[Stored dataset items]
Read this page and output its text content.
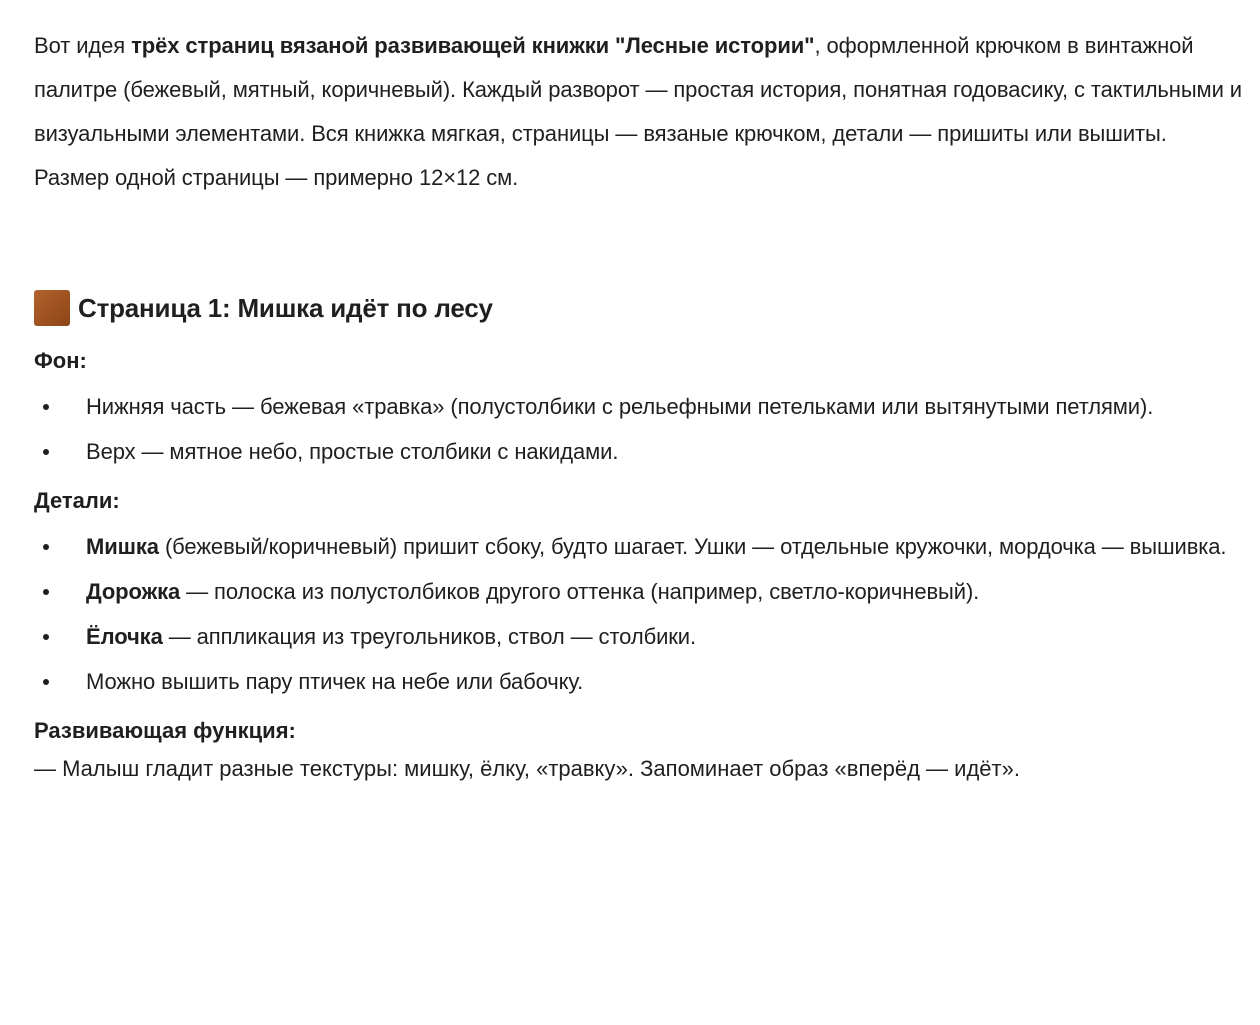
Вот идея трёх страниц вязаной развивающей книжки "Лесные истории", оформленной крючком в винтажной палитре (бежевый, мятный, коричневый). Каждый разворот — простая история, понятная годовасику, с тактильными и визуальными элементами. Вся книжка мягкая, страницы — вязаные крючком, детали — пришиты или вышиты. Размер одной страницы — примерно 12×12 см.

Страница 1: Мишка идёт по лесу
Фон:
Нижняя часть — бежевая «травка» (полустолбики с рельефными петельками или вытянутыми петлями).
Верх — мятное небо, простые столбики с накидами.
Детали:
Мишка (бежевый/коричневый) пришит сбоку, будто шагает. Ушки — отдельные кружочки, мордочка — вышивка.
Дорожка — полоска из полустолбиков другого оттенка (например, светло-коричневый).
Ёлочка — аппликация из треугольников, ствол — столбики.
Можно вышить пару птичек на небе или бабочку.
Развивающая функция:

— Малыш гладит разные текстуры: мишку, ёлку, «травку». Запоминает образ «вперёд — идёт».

==

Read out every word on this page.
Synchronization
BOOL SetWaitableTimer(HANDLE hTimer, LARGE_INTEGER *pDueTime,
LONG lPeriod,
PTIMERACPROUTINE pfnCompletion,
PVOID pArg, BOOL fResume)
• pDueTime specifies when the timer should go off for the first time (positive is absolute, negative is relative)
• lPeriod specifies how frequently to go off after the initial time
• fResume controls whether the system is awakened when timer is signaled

...

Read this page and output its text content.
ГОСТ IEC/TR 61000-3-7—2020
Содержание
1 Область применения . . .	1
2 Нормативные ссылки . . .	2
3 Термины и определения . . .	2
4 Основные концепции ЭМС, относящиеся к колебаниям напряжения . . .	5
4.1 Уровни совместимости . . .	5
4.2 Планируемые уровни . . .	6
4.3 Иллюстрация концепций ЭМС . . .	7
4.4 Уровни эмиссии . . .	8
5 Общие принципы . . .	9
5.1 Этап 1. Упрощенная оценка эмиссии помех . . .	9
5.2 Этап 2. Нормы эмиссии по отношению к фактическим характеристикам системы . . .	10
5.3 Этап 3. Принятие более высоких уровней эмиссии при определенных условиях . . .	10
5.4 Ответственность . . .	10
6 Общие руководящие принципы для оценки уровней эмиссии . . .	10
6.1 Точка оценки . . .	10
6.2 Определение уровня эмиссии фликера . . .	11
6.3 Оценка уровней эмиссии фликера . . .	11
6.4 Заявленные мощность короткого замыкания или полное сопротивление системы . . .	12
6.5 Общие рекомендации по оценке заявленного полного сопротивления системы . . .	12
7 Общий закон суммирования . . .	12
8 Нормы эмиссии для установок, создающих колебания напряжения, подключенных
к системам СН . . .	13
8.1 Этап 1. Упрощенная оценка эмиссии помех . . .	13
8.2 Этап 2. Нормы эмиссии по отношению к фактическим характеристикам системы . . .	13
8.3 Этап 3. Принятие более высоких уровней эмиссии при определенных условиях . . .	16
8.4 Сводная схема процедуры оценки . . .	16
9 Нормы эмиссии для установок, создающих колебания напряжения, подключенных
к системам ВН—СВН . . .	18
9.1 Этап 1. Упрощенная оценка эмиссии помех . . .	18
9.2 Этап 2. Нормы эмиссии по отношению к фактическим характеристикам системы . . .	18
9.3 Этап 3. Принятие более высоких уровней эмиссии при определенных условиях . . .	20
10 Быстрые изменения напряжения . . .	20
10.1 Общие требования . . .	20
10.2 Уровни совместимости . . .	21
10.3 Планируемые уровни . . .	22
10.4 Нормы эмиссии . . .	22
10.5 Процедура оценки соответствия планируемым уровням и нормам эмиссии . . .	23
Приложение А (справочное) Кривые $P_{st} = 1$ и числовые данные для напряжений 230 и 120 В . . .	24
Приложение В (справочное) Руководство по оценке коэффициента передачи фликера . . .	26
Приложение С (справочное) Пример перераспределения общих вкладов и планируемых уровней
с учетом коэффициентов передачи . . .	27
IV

GOAL OF THE EXERCISE
Only a number is expected here: the count of lines in the listing that hold the string "высоких".

RESULT
3